**Source data:**
######
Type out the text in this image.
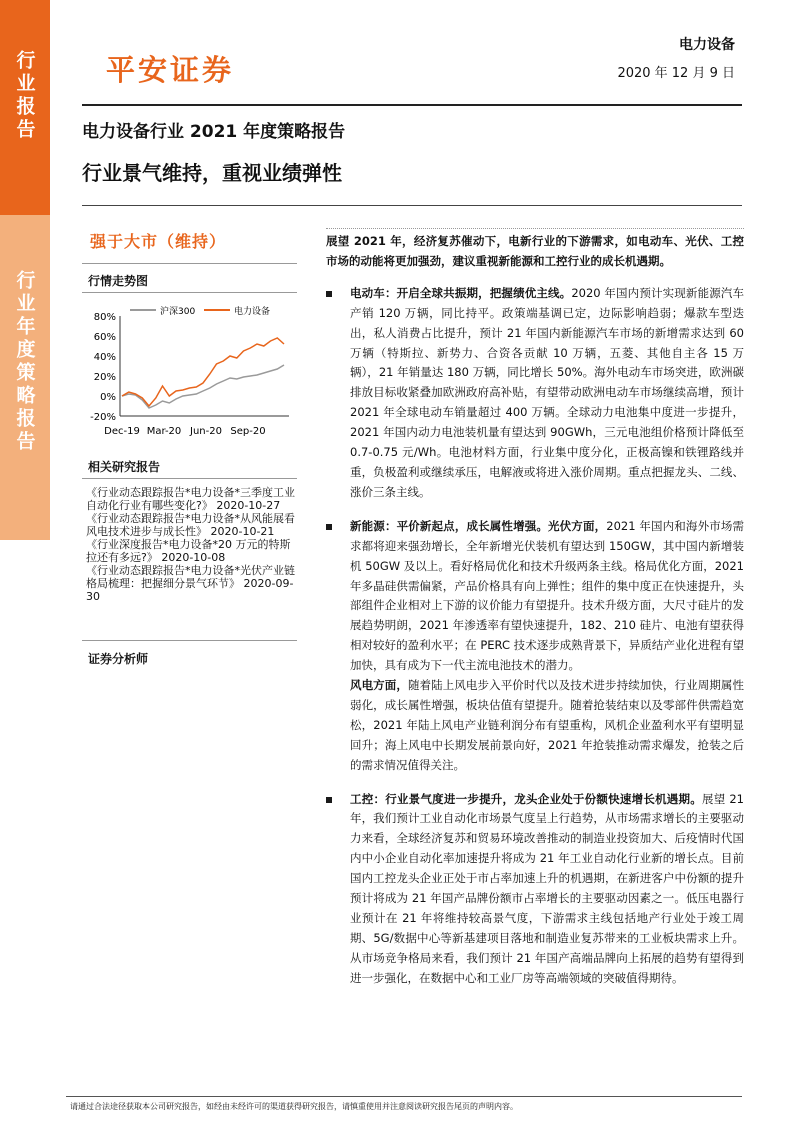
行业报告
行业年度策略报告
平安证券
电力设备
2020 年 12 月 9 日
电力设备行业 2021 年度策略报告
行业景气维持，重视业绩弹性
强于大市（维持）
行情走势图
沪深300	电力设备
80%
60%
40%
20%
0%
-20%
Dec-19 Mar-20 Jun-20 Sep-20
相关研究报告
《行业动态跟踪报告*电力设备*三季度工业自动化行业有哪些变化?》 2020-10-27
《行业动态跟踪报告*电力设备*从风能展看风电技术进步与成长性》 2020-10-21
《行业深度报告*电力设备*20 万元的特斯拉还有多远?》 2020-10-08
《行业动态跟踪报告*电力设备*光伏产业链格局梳理：把握细分景气环节》 2020-09-30
证券分析师

展望 2021 年，经济复苏催动下，电新行业的下游需求，如电动车、光伏、工控市场的动能将更加强劲，建议重视新能源和工控行业的成长机遇期。

电动车：开启全球共振期，把握绩优主线。2020 年国内预计实现新能源汽车产销 120 万辆，同比持平。政策端基调已定，边际影响趋弱；爆款车型迭出，私人消费占比提升，预计 21 年国内新能源汽车市场的新增需求达到 60 万辆（特斯拉、新势力、合资各贡献 10 万辆，五菱、其他自主各 15 万辆），21 年销量达 180 万辆，同比增长 50%。海外电动车市场突进，欧洲碳排放目标收紧叠加欧洲政府高补贴，有望带动欧洲电动车市场继续高增，预计 2021 年全球电动车销量超过 400 万辆。全球动力电池集中度进一步提升，2021 年国内动力电池装机量有望达到 90GWh，三元电池组价格预计降低至 0.7-0.75 元/Wh。电池材料方面，行业集中度分化，正极高镍和铁锂路线并重，负极盈利或继续承压，电解液或将进入涨价周期。重点把握龙头、二线、涨价三条主线。
新能源：平价新起点，成长属性增强。光伏方面，2021 年国内和海外市场需求都将迎来强劲增长，全年新增光伏装机有望达到 150GW，其中国内新增装机 50GW 及以上。看好格局优化和技术升级两条主线。格局优化方面，2021 年多晶硅供需偏紧，产品价格具有向上弹性；组件的集中度正在快速提升，头部组件企业相对上下游的议价能力有望提升。技术升级方面，大尺寸硅片的发展趋势明朗，2021 年渗透率有望快速提升，182、210 硅片、电池有望获得相对较好的盈利水平；在 PERC 技术逐步成熟背景下，异质结产业化进程有望加快，具有成为下一代主流电池技术的潜力。
风电方面，随着陆上风电步入平价时代以及技术进步持续加快，行业周期属性弱化，成长属性增强，板块估值有望提升。随着抢装结束以及零部件供需趋宽松，2021 年陆上风电产业链利润分布有望重构，风机企业盈利水平有望明显回升；海上风电中长期发展前景向好，2021 年抢装推动需求爆发，抢装之后的需求情况值得关注。
工控：行业景气度进一步提升，龙头企业处于份额快速增长机遇期。展望 21 年，我们预计工业自动化市场景气度呈上行趋势，从市场需求增长的主要驱动力来看，全球经济复苏和贸易环境改善推动的制造业投资加大、后疫情时代国内中小企业自动化率加速提升将成为 21 年工业自动化行业新的增长点。目前国内工控龙头企业正处于市占率加速上升的机遇期，在新进客户中份额的提升预计将成为 21 年国产品牌份额市占率增长的主要驱动因素之一。低压电器行业预计在 21 年将维持较高景气度，下游需求主线包括地产行业处于竣工周期、5G/数据中心等新基建项目落地和制造业复苏带来的工业板块需求上升。从市场竞争格局来看，我们预计 21 年国产高端品牌向上拓展的趋势有望得到进一步强化，在数据中心和工业厂房等高端领域的突破值得期待。
请通过合法途径获取本公司研究报告，如经由未经许可的渠道获得研究报告，请慎重使用并注意阅读研究报告尾页的声明内容。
######
Pictures in the data above should not be copied; transcribe everything else exactly.

Type out the text in this image.
行业报告
行业年度策略报告
平安证券
电力设备
2020 年 12 月 9 日
电力设备行业 2021 年度策略报告
行业景气维持，重视业绩弹性
强于大市（维持）
行情走势图
沪深300	电力设备
80%
60%
40%
20%
0%
-20%
Dec-19 Mar-20 Jun-20 Sep-20
相关研究报告
《行业动态跟踪报告*电力设备*三季度工业自动化行业有哪些变化?》 2020-10-27
《行业动态跟踪报告*电力设备*从风能展看风电技术进步与成长性》 2020-10-21
《行业深度报告*电力设备*20 万元的特斯拉还有多远?》 2020-10-08
《行业动态跟踪报告*电力设备*光伏产业链格局梳理：把握细分景气环节》 2020-09-30
证券分析师

展望 2021 年，经济复苏催动下，电新行业的下游需求，如电动车、光伏、工控市场的动能将更加强劲，建议重视新能源和工控行业的成长机遇期。

电动车：开启全球共振期，把握绩优主线。2020 年国内预计实现新能源汽车产销 120 万辆，同比持平。政策端基调已定，边际影响趋弱；爆款车型迭出，私人消费占比提升，预计 21 年国内新能源汽车市场的新增需求达到 60 万辆（特斯拉、新势力、合资各贡献 10 万辆，五菱、其他自主各 15 万辆），21 年销量达 180 万辆，同比增长 50%。海外电动车市场突进，欧洲碳排放目标收紧叠加欧洲政府高补贴，有望带动欧洲电动车市场继续高增，预计 2021 年全球电动车销量超过 400 万辆。全球动力电池集中度进一步提升，2021 年国内动力电池装机量有望达到 90GWh，三元电池组价格预计降低至 0.7-0.75 元/Wh。电池材料方面，行业集中度分化，正极高镍和铁锂路线并重，负极盈利或继续承压，电解液或将进入涨价周期。重点把握龙头、二线、涨价三条主线。
新能源：平价新起点，成长属性增强。光伏方面，2021 年国内和海外市场需求都将迎来强劲增长，全年新增光伏装机有望达到 150GW，其中国内新增装机 50GW 及以上。看好格局优化和技术升级两条主线。格局优化方面，2021 年多晶硅供需偏紧，产品价格具有向上弹性；组件的集中度正在快速提升，头部组件企业相对上下游的议价能力有望提升。技术升级方面，大尺寸硅片的发展趋势明朗，2021 年渗透率有望快速提升，182、210 硅片、电池有望获得相对较好的盈利水平；在 PERC 技术逐步成熟背景下，异质结产业化进程有望加快，具有成为下一代主流电池技术的潜力。
风电方面，随着陆上风电步入平价时代以及技术进步持续加快，行业周期属性弱化，成长属性增强，板块估值有望提升。随着抢装结束以及零部件供需趋宽松，2021 年陆上风电产业链利润分布有望重构，风机企业盈利水平有望明显回升；海上风电中长期发展前景向好，2021 年抢装推动需求爆发，抢装之后的需求情况值得关注。
工控：行业景气度进一步提升，龙头企业处于份额快速增长机遇期。展望 21 年，我们预计工业自动化市场景气度呈上行趋势，从市场需求增长的主要驱动力来看，全球经济复苏和贸易环境改善推动的制造业投资加大、后疫情时代国内中小企业自动化率加速提升将成为 21 年工业自动化行业新的增长点。目前国内工控龙头企业正处于市占率加速上升的机遇期，在新进客户中份额的提升预计将成为 21 年国产品牌份额市占率增长的主要驱动因素之一。低压电器行业预计在 21 年将维持较高景气度，下游需求主线包括地产行业处于竣工周期、5G/数据中心等新基建项目落地和制造业复苏带来的工业板块需求上升。从市场竞争格局来看，我们预计 21 年国产高端品牌向上拓展的趋势有望得到进一步强化，在数据中心和工业厂房等高端领域的突破值得期待。
请通过合法途径获取本公司研究报告，如经由未经许可的渠道获得研究报告，请慎重使用并注意阅读研究报告尾页的声明内容。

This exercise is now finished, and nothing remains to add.